**TASK OBJECTIVE**:
Repeat all of the rows below word for word, leaving out the pictures.

▼▼▼

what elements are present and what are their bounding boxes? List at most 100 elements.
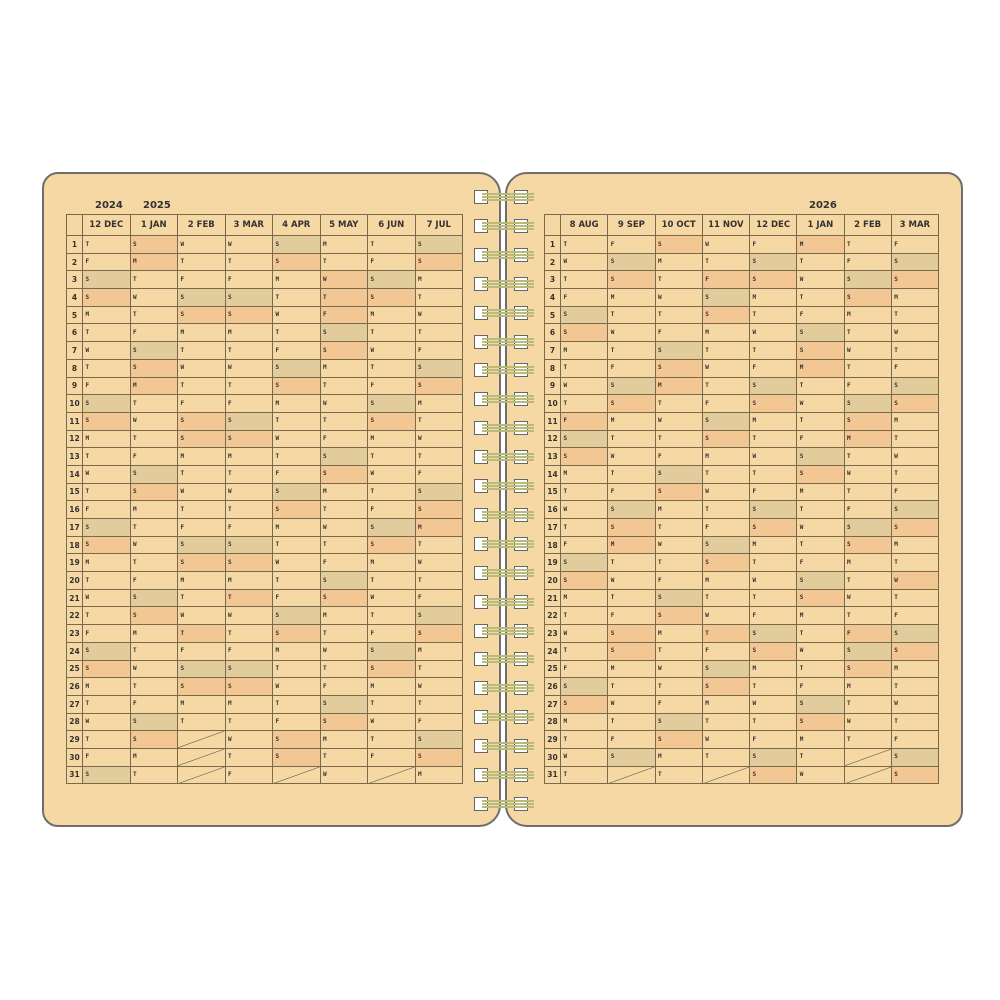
day-cell[interactable] <box>272 305 321 325</box>
day-cell[interactable] <box>890 323 940 343</box>
day-cell[interactable] <box>272 518 321 537</box>
day-cell[interactable] <box>701 305 751 325</box>
day-cell[interactable] <box>607 624 656 643</box>
day-cell[interactable] <box>607 376 656 396</box>
day-cell[interactable] <box>272 323 321 343</box>
day-cell[interactable] <box>177 641 226 661</box>
day-cell[interactable] <box>654 305 703 325</box>
day-cell[interactable] <box>843 270 892 290</box>
day-cell[interactable] <box>843 394 892 413</box>
day-cell[interactable] <box>367 341 416 360</box>
day-cell[interactable] <box>654 447 703 466</box>
day-cell[interactable] <box>177 606 226 626</box>
day-cell[interactable] <box>701 429 751 449</box>
day-cell[interactable] <box>82 305 131 325</box>
day-cell[interactable] <box>796 394 845 413</box>
day-cell[interactable] <box>890 305 940 325</box>
day-cell[interactable] <box>177 624 226 643</box>
day-cell[interactable] <box>367 712 416 732</box>
day-cell[interactable] <box>82 747 131 767</box>
day-cell[interactable] <box>82 588 131 608</box>
day-cell[interactable] <box>82 429 131 449</box>
day-cell[interactable] <box>319 730 368 749</box>
day-cell[interactable] <box>654 235 703 254</box>
day-cell[interactable] <box>224 694 273 714</box>
day-cell[interactable] <box>414 288 463 307</box>
day-cell[interactable] <box>890 677 940 696</box>
day-cell[interactable] <box>272 624 321 643</box>
day-cell[interactable] <box>129 270 178 290</box>
day-cell[interactable] <box>177 429 226 449</box>
day-cell[interactable] <box>890 624 940 643</box>
day-cell[interactable] <box>319 394 368 413</box>
day-cell[interactable] <box>224 747 273 767</box>
day-cell[interactable] <box>607 464 656 484</box>
day-cell[interactable] <box>890 411 940 431</box>
day-cell[interactable] <box>748 358 798 378</box>
day-cell[interactable] <box>890 747 940 767</box>
day-cell[interactable] <box>414 765 463 785</box>
day-cell[interactable] <box>177 394 226 413</box>
day-cell[interactable] <box>177 447 226 466</box>
day-cell[interactable] <box>607 270 656 290</box>
day-cell[interactable] <box>607 694 656 714</box>
day-cell[interactable] <box>129 305 178 325</box>
day-cell[interactable] <box>607 305 656 325</box>
day-cell[interactable] <box>319 235 368 254</box>
day-cell[interactable] <box>177 323 226 343</box>
day-cell[interactable] <box>319 588 368 608</box>
day-cell[interactable] <box>272 659 321 679</box>
day-cell[interactable] <box>843 588 892 608</box>
day-cell[interactable] <box>82 518 131 537</box>
day-cell[interactable] <box>272 641 321 661</box>
day-cell[interactable] <box>272 394 321 413</box>
day-cell[interactable] <box>319 252 368 272</box>
day-cell[interactable] <box>701 447 751 466</box>
day-cell[interactable] <box>177 500 226 519</box>
day-cell[interactable] <box>129 429 178 449</box>
day-cell[interactable] <box>559 659 609 679</box>
day-cell[interactable] <box>607 606 656 626</box>
day-cell[interactable] <box>414 624 463 643</box>
day-cell[interactable] <box>796 535 845 555</box>
day-cell[interactable] <box>224 535 273 555</box>
day-cell[interactable] <box>843 447 892 466</box>
day-cell[interactable] <box>559 394 609 413</box>
day-cell[interactable] <box>319 464 368 484</box>
day-cell[interactable] <box>82 288 131 307</box>
day-cell[interactable] <box>843 429 892 449</box>
day-cell[interactable] <box>129 571 178 590</box>
day-cell[interactable] <box>559 411 609 431</box>
day-cell[interactable] <box>843 553 892 573</box>
day-cell[interactable] <box>414 270 463 290</box>
day-cell[interactable] <box>890 482 940 502</box>
day-cell[interactable] <box>224 411 273 431</box>
day-cell[interactable] <box>654 571 703 590</box>
day-cell[interactable] <box>414 677 463 696</box>
day-cell[interactable] <box>654 677 703 696</box>
day-cell[interactable] <box>82 447 131 466</box>
day-cell[interactable] <box>559 730 609 749</box>
day-cell[interactable] <box>224 624 273 643</box>
day-cell[interactable] <box>890 447 940 466</box>
day-cell[interactable] <box>82 659 131 679</box>
day-cell[interactable] <box>559 765 609 785</box>
day-cell[interactable] <box>414 553 463 573</box>
day-cell[interactable] <box>559 429 609 449</box>
day-cell[interactable] <box>654 606 703 626</box>
day-cell[interactable] <box>701 252 751 272</box>
day-cell[interactable] <box>654 747 703 767</box>
day-cell[interactable] <box>701 394 751 413</box>
day-cell[interactable] <box>607 288 656 307</box>
day-cell[interactable] <box>272 411 321 431</box>
day-cell[interactable] <box>796 765 845 785</box>
day-cell[interactable] <box>367 694 416 714</box>
day-cell[interactable] <box>177 571 226 590</box>
day-cell[interactable] <box>701 677 751 696</box>
day-cell[interactable] <box>177 376 226 396</box>
day-cell[interactable] <box>607 429 656 449</box>
day-cell[interactable] <box>559 235 609 254</box>
day-cell[interactable] <box>654 624 703 643</box>
day-cell[interactable] <box>843 464 892 484</box>
day-cell[interactable] <box>319 553 368 573</box>
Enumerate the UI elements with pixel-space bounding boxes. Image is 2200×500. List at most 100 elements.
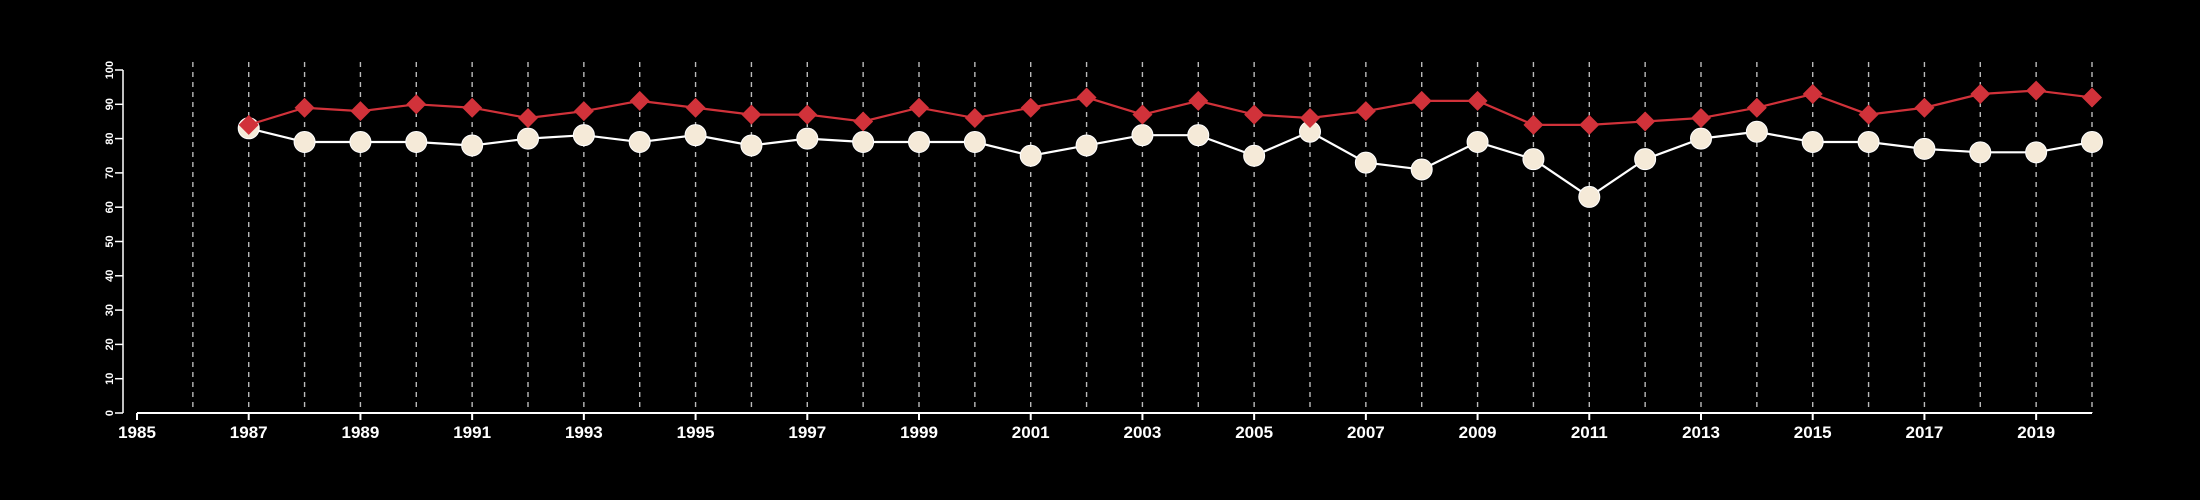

▲▲▲

**OUTPUT BELOW**:
what elements are present and what are their bounding boxes? List at most 100 elements.
day-cell[interactable] <box>272 305 321 325</box>
day-cell[interactable] <box>890 323 940 343</box>
day-cell[interactable] <box>272 518 321 537</box>
day-cell[interactable] <box>701 305 751 325</box>
day-cell[interactable] <box>607 624 656 643</box>
day-cell[interactable] <box>607 376 656 396</box>
day-cell[interactable] <box>272 323 321 343</box>
day-cell[interactable] <box>177 641 226 661</box>
day-cell[interactable] <box>654 305 703 325</box>
day-cell[interactable] <box>843 270 892 290</box>
day-cell[interactable] <box>843 394 892 413</box>
day-cell[interactable] <box>367 341 416 360</box>
day-cell[interactable] <box>654 447 703 466</box>
day-cell[interactable] <box>177 606 226 626</box>
day-cell[interactable] <box>701 429 751 449</box>
day-cell[interactable] <box>82 305 131 325</box>
day-cell[interactable] <box>796 394 845 413</box>
day-cell[interactable] <box>890 305 940 325</box>
day-cell[interactable] <box>177 624 226 643</box>
day-cell[interactable] <box>367 712 416 732</box>
day-cell[interactable] <box>82 747 131 767</box>
day-cell[interactable] <box>82 588 131 608</box>
day-cell[interactable] <box>82 429 131 449</box>
day-cell[interactable] <box>319 730 368 749</box>
day-cell[interactable] <box>654 235 703 254</box>
day-cell[interactable] <box>224 694 273 714</box>
day-cell[interactable] <box>414 288 463 307</box>
day-cell[interactable] <box>890 677 940 696</box>
day-cell[interactable] <box>272 624 321 643</box>
day-cell[interactable] <box>129 270 178 290</box>
day-cell[interactable] <box>177 429 226 449</box>
day-cell[interactable] <box>890 624 940 643</box>
day-cell[interactable] <box>319 394 368 413</box>
day-cell[interactable] <box>224 747 273 767</box>
day-cell[interactable] <box>607 464 656 484</box>
day-cell[interactable] <box>890 411 940 431</box>
day-cell[interactable] <box>748 358 798 378</box>
day-cell[interactable] <box>890 747 940 767</box>
day-cell[interactable] <box>414 765 463 785</box>
day-cell[interactable] <box>177 394 226 413</box>
day-cell[interactable] <box>177 447 226 466</box>
day-cell[interactable] <box>607 270 656 290</box>
day-cell[interactable] <box>607 694 656 714</box>
day-cell[interactable] <box>129 305 178 325</box>
day-cell[interactable] <box>607 305 656 325</box>
day-cell[interactable] <box>319 235 368 254</box>
day-cell[interactable] <box>177 323 226 343</box>
day-cell[interactable] <box>319 588 368 608</box>
day-cell[interactable] <box>272 659 321 679</box>
day-cell[interactable] <box>843 588 892 608</box>
day-cell[interactable] <box>82 518 131 537</box>
day-cell[interactable] <box>272 641 321 661</box>
day-cell[interactable] <box>272 394 321 413</box>
day-cell[interactable] <box>319 252 368 272</box>
day-cell[interactable] <box>701 447 751 466</box>
day-cell[interactable] <box>177 500 226 519</box>
day-cell[interactable] <box>129 429 178 449</box>
day-cell[interactable] <box>559 659 609 679</box>
day-cell[interactable] <box>607 606 656 626</box>
day-cell[interactable] <box>414 624 463 643</box>
day-cell[interactable] <box>796 535 845 555</box>
day-cell[interactable] <box>224 535 273 555</box>
day-cell[interactable] <box>843 447 892 466</box>
day-cell[interactable] <box>559 394 609 413</box>
day-cell[interactable] <box>319 464 368 484</box>
day-cell[interactable] <box>82 288 131 307</box>
day-cell[interactable] <box>843 429 892 449</box>
day-cell[interactable] <box>129 571 178 590</box>
day-cell[interactable] <box>559 411 609 431</box>
day-cell[interactable] <box>843 553 892 573</box>
day-cell[interactable] <box>414 270 463 290</box>
day-cell[interactable] <box>890 482 940 502</box>
day-cell[interactable] <box>224 411 273 431</box>
day-cell[interactable] <box>654 571 703 590</box>
day-cell[interactable] <box>414 677 463 696</box>
day-cell[interactable] <box>654 677 703 696</box>
day-cell[interactable] <box>82 447 131 466</box>
day-cell[interactable] <box>559 730 609 749</box>
day-cell[interactable] <box>224 624 273 643</box>
day-cell[interactable] <box>890 447 940 466</box>
day-cell[interactable] <box>82 659 131 679</box>
day-cell[interactable] <box>559 765 609 785</box>
day-cell[interactable] <box>414 553 463 573</box>
day-cell[interactable] <box>559 429 609 449</box>
day-cell[interactable] <box>654 606 703 626</box>
day-cell[interactable] <box>701 252 751 272</box>
day-cell[interactable] <box>654 747 703 767</box>
day-cell[interactable] <box>701 394 751 413</box>
day-cell[interactable] <box>607 288 656 307</box>
day-cell[interactable] <box>272 411 321 431</box>
day-cell[interactable] <box>796 765 845 785</box>
day-cell[interactable] <box>367 694 416 714</box>
day-cell[interactable] <box>177 571 226 590</box>
day-cell[interactable] <box>701 677 751 696</box>
day-cell[interactable] <box>177 376 226 396</box>
day-cell[interactable] <box>607 429 656 449</box>
day-cell[interactable] <box>559 235 609 254</box>
day-cell[interactable] <box>654 624 703 643</box>
day-cell[interactable] <box>843 464 892 484</box>
day-cell[interactable] <box>319 553 368 573</box>
Enumerate the UI elements with pixel-space bounding boxes. Image is 2200×500. List at most 100 elements.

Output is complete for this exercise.